(begin)
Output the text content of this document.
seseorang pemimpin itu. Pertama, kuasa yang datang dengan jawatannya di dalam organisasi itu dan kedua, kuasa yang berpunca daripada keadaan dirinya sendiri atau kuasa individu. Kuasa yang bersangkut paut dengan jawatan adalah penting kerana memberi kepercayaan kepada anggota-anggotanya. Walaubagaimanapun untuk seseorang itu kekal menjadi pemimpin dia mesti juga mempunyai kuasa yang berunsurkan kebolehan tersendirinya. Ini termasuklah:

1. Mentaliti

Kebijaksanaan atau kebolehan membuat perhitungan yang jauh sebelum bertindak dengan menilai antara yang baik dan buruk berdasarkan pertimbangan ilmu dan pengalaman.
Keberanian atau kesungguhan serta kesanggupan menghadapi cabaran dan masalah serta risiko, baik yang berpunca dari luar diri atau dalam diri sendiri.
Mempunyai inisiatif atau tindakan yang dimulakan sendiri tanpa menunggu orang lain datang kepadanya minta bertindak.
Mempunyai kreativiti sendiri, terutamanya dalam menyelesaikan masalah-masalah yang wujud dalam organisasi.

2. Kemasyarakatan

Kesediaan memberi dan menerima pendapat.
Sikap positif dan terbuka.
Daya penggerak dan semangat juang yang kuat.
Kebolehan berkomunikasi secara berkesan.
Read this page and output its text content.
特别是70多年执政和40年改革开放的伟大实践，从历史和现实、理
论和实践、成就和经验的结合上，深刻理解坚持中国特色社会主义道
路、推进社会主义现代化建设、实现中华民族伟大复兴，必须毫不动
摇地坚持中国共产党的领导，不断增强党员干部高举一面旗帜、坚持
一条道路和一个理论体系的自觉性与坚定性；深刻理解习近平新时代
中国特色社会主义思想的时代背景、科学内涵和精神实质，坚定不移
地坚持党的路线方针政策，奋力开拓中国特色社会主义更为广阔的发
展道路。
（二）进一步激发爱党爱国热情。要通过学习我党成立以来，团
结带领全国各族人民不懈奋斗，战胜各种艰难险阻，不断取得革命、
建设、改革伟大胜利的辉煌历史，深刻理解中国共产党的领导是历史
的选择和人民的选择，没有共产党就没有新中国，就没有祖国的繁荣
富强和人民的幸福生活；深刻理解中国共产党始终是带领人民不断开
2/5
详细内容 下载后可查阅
(end)
Return exactly the lines from the line bearing "Read this page and output its text content." to the end of the records, inclusive of both; include no other lines.

RESULT
Read this page and output its text content.
特别是70多年执政和40年改革开放的伟大实践，从历史和现实、理
论和实践、成就和经验的结合上，深刻理解坚持中国特色社会主义道
路、推进社会主义现代化建设、实现中华民族伟大复兴，必须毫不动
摇地坚持中国共产党的领导，不断增强党员干部高举一面旗帜、坚持
一条道路和一个理论体系的自觉性与坚定性；深刻理解习近平新时代
中国特色社会主义思想的时代背景、科学内涵和精神实质，坚定不移
地坚持党的路线方针政策，奋力开拓中国特色社会主义更为广阔的发
展道路。
（二）进一步激发爱党爱国热情。要通过学习我党成立以来，团
结带领全国各族人民不懈奋斗，战胜各种艰难险阻，不断取得革命、
建设、改革伟大胜利的辉煌历史，深刻理解中国共产党的领导是历史
的选择和人民的选择，没有共产党就没有新中国，就没有祖国的繁荣
富强和人民的幸福生活；深刻理解中国共产党始终是带领人民不断开
2/5
详细内容 下载后可查阅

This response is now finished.